» Work required: Your task is to transcribe the data in full.

.....

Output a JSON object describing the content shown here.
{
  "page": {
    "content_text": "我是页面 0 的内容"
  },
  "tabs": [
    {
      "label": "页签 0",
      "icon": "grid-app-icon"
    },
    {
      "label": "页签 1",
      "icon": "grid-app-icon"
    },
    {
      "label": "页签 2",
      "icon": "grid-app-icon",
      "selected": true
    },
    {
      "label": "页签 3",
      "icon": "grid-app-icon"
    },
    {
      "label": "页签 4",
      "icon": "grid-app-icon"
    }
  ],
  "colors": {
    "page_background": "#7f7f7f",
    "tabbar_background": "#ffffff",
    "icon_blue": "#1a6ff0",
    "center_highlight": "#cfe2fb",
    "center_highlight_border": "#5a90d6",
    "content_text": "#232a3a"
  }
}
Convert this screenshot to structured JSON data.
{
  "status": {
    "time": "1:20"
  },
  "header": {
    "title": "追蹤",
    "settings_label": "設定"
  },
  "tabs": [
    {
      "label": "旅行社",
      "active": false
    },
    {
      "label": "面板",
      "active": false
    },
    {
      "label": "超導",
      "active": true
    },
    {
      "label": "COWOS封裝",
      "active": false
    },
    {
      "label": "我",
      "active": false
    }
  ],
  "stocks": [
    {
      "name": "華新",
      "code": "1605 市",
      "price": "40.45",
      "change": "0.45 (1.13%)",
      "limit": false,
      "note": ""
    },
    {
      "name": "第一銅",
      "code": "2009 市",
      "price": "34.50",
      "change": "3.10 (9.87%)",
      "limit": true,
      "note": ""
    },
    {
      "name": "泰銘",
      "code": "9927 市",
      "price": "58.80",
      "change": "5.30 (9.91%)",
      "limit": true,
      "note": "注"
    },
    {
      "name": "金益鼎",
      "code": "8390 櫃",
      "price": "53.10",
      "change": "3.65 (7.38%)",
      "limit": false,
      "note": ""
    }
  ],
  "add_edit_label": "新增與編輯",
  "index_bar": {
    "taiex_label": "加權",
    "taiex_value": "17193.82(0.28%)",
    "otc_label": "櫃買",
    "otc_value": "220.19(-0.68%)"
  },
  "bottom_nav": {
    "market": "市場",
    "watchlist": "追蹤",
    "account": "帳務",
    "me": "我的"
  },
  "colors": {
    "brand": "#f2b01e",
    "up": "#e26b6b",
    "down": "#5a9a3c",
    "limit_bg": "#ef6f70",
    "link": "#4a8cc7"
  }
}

.....

» Answer in full:
Output a JSON object describing the content shown here.
{
  "page": {
    "content_text": "我是页面 0 的内容"
  },
  "tabs": [
    {
      "label": "页签 0",
      "icon": "grid-app-icon"
    },
    {
      "label": "页签 1",
      "icon": "grid-app-icon"
    },
    {
      "label": "页签 2",
      "icon": "grid-app-icon",
      "selected": true
    },
    {
      "label": "页签 3",
      "icon": "grid-app-icon"
    },
    {
      "label": "页签 4",
      "icon": "grid-app-icon"
    }
  ],
  "colors": {
    "page_background": "#7f7f7f",
    "tabbar_background": "#ffffff",
    "icon_blue": "#1a6ff0",
    "center_highlight": "#cfe2fb",
    "center_highlight_border": "#5a90d6",
    "content_text": "#232a3a"
  }
}
Convert this screenshot to structured JSON data.
{
  "status": {
    "time": "1:20"
  },
  "header": {
    "title": "追蹤",
    "settings_label": "設定"
  },
  "tabs": [
    {
      "label": "旅行社",
      "active": false
    },
    {
      "label": "面板",
      "active": false
    },
    {
      "label": "超導",
      "active": true
    },
    {
      "label": "COWOS封裝",
      "active": false
    },
    {
      "label": "我",
      "active": false
    }
  ],
  "stocks": [
    {
      "name": "華新",
      "code": "1605 市",
      "price": "40.45",
      "change": "0.45 (1.13%)",
      "limit": false,
      "note": ""
    },
    {
      "name": "第一銅",
      "code": "2009 市",
      "price": "34.50",
      "change": "3.10 (9.87%)",
      "limit": true,
      "note": ""
    },
    {
      "name": "泰銘",
      "code": "9927 市",
      "price": "58.80",
      "change": "5.30 (9.91%)",
      "limit": true,
      "note": "注"
    },
    {
      "name": "金益鼎",
      "code": "8390 櫃",
      "price": "53.10",
      "change": "3.65 (7.38%)",
      "limit": false,
      "note": ""
    }
  ],
  "add_edit_label": "新增與編輯",
  "index_bar": {
    "taiex_label": "加權",
    "taiex_value": "17193.82(0.28%)",
    "otc_label": "櫃買",
    "otc_value": "220.19(-0.68%)"
  },
  "bottom_nav": {
    "market": "市場",
    "watchlist": "追蹤",
    "account": "帳務",
    "me": "我的"
  },
  "colors": {
    "brand": "#f2b01e",
    "up": "#e26b6b",
    "down": "#5a9a3c",
    "limit_bg": "#ef6f70",
    "link": "#4a8cc7"
  }
}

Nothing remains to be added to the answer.